Material provided.
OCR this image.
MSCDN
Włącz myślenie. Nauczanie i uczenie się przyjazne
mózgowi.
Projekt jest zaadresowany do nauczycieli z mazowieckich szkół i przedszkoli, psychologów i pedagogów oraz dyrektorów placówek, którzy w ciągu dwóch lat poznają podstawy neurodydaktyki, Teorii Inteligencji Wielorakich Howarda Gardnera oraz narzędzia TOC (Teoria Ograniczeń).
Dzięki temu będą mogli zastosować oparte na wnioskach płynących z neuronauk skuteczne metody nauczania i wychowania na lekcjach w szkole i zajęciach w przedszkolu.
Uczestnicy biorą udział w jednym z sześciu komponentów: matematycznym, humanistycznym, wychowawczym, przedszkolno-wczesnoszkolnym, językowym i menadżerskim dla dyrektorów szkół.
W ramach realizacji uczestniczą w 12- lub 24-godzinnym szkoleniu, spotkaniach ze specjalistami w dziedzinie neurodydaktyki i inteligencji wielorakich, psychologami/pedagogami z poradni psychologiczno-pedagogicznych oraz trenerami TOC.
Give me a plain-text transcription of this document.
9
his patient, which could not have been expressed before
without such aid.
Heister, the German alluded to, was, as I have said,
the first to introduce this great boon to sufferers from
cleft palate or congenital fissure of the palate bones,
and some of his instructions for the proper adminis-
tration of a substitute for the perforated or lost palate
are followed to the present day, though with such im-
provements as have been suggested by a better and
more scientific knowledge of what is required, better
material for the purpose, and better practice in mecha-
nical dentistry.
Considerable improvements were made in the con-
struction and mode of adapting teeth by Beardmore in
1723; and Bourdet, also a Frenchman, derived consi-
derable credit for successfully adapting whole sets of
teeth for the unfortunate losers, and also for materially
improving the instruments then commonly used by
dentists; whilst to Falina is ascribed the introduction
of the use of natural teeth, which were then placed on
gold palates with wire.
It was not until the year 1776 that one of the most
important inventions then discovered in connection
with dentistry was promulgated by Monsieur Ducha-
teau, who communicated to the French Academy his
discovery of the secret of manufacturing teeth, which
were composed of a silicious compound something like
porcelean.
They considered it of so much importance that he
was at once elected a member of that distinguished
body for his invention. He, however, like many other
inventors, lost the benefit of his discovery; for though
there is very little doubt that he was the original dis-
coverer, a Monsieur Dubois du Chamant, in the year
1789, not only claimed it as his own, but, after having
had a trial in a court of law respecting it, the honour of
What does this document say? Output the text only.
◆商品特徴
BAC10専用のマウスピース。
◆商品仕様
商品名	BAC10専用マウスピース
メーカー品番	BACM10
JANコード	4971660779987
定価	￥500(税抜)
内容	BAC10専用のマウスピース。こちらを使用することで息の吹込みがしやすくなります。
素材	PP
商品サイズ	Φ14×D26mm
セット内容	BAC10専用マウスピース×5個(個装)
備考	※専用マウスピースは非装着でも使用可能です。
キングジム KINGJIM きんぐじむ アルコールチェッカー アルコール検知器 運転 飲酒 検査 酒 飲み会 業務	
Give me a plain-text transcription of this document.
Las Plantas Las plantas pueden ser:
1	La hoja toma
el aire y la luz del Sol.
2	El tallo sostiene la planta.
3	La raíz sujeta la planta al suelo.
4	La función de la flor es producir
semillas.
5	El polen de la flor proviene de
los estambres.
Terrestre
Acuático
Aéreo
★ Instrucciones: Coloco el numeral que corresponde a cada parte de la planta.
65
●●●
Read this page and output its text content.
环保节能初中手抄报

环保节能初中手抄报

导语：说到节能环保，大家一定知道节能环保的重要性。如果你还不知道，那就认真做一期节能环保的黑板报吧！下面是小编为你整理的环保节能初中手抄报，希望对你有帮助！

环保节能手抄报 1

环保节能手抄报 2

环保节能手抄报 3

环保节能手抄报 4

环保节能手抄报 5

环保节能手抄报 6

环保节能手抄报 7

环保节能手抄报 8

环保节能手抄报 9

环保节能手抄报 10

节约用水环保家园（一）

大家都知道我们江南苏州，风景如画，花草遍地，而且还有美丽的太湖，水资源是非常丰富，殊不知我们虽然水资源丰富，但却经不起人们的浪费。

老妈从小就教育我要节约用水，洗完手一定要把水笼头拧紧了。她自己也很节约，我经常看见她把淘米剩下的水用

What to produce. Show all lines from the data above in which the word "flor" appears.

Response below.
4	La función de la flor es producir
5	El polen de la flor proviene de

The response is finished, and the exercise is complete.